Exercise brief » Return each line that holds the word "résultat".

Raw records »

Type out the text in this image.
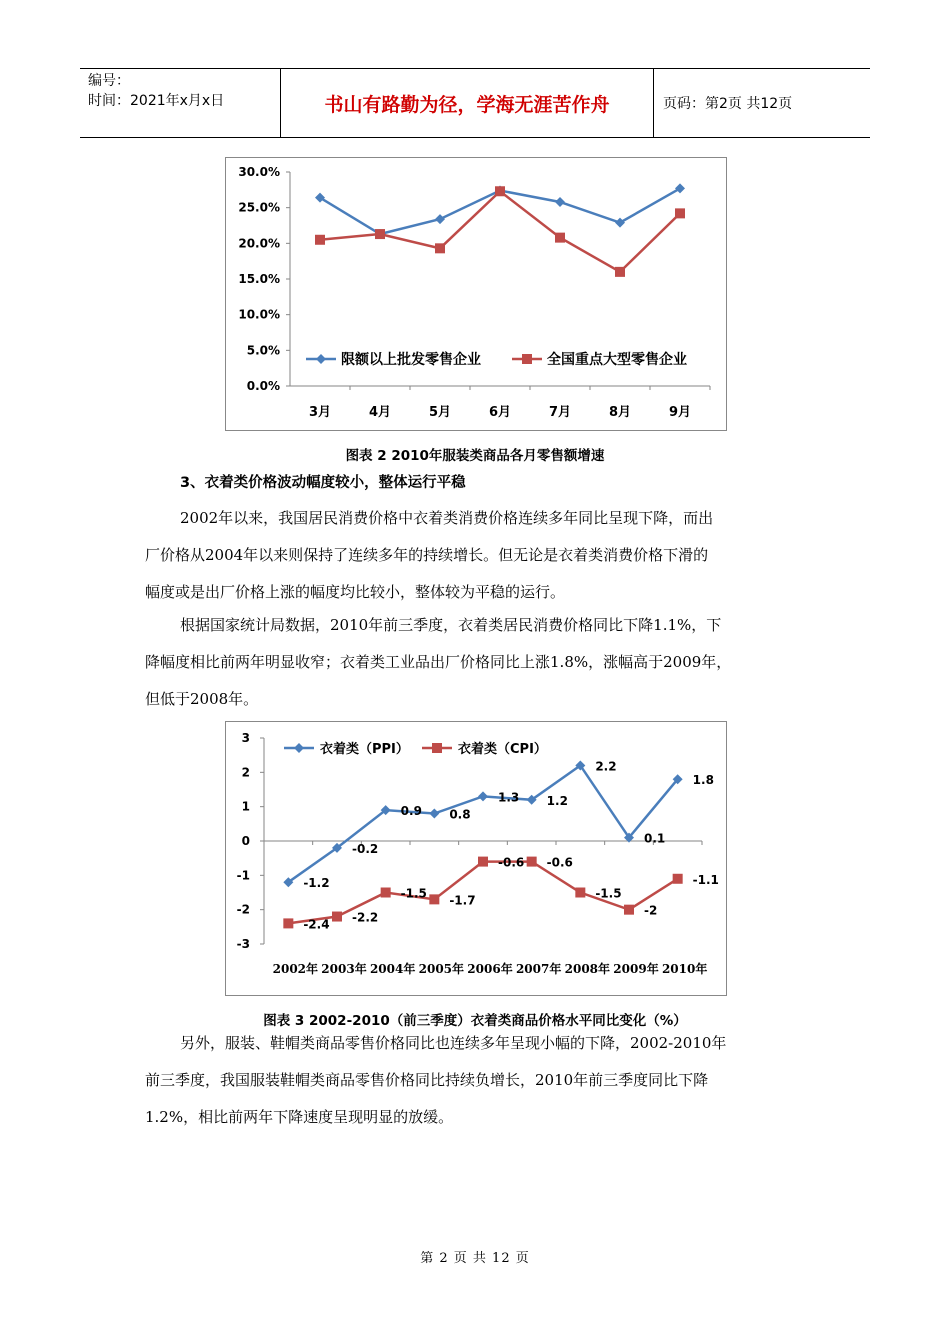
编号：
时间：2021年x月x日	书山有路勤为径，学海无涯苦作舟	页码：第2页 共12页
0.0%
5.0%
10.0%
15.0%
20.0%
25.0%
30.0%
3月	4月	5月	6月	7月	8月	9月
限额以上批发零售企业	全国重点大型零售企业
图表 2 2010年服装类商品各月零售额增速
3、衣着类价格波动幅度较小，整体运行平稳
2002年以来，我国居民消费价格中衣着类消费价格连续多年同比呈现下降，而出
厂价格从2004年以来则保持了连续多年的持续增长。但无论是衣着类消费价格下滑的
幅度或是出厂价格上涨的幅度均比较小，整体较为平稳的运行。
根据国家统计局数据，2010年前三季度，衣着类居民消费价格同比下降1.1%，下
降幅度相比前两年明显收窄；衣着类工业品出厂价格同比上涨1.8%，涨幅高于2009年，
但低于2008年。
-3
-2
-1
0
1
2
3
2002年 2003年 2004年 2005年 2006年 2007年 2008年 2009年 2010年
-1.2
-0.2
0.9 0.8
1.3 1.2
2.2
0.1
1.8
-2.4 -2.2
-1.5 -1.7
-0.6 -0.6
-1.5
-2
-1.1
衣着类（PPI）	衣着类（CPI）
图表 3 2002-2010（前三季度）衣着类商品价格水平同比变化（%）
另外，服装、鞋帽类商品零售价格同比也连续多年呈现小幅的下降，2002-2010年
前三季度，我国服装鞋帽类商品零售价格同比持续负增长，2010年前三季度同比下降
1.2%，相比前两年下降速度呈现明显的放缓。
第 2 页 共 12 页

---

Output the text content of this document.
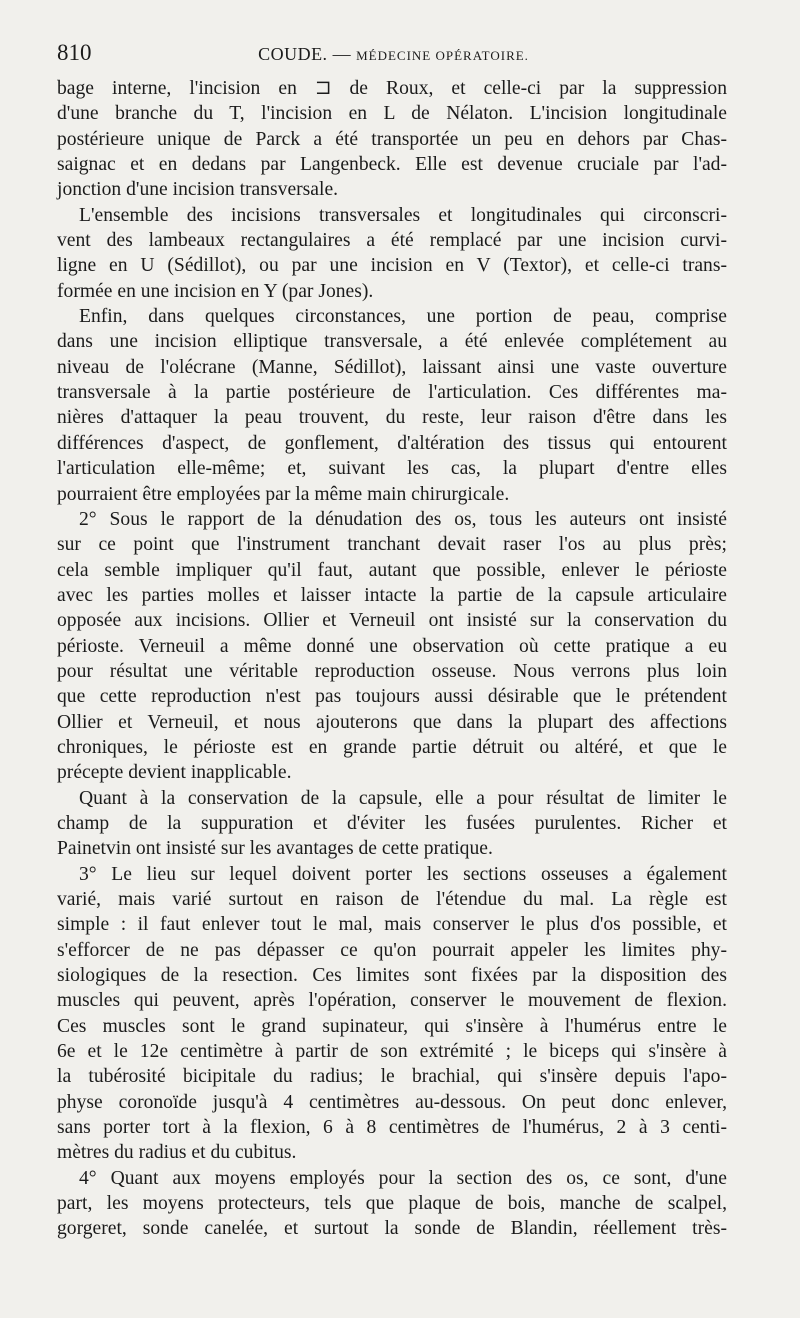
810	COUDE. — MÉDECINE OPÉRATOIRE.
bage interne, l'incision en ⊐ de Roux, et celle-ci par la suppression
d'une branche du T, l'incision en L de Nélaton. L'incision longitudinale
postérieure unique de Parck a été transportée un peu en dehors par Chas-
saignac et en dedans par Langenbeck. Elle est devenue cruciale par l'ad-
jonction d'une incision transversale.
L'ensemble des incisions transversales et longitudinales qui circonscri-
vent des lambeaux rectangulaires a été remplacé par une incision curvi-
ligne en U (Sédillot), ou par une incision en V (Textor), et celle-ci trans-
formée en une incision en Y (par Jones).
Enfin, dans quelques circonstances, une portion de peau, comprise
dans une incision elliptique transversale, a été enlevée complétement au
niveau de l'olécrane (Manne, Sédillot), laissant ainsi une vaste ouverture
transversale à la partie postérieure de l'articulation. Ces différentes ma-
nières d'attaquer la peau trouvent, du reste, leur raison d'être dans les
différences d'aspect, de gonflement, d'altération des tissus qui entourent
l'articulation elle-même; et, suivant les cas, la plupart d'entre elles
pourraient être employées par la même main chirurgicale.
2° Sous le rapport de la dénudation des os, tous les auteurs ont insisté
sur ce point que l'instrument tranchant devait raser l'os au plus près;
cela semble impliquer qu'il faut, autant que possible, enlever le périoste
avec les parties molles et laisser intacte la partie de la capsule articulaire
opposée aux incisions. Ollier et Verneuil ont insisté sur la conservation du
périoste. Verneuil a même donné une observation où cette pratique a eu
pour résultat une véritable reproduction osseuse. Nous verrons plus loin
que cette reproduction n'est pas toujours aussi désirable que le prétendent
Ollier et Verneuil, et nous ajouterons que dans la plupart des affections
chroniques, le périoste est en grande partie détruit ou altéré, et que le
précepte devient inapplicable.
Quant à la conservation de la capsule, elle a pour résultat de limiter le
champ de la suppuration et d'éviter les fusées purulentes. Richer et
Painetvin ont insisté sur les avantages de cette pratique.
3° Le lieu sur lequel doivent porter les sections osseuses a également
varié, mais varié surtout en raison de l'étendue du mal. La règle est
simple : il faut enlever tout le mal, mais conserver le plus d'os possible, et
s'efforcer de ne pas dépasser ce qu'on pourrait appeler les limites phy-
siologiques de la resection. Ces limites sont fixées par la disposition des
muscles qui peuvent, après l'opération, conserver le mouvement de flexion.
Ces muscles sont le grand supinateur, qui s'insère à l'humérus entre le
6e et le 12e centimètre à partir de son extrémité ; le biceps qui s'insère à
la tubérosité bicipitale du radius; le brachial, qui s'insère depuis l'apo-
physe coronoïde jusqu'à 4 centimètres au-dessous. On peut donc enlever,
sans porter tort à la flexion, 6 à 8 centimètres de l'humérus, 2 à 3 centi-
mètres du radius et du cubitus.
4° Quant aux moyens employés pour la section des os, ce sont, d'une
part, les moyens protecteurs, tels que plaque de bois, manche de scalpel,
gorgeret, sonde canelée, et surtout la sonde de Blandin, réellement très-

Result for this task »
pour résultat une véritable reproduction osseuse. Nous verrons plus loin
Quant à la conservation de la capsule, elle a pour résultat de limiter le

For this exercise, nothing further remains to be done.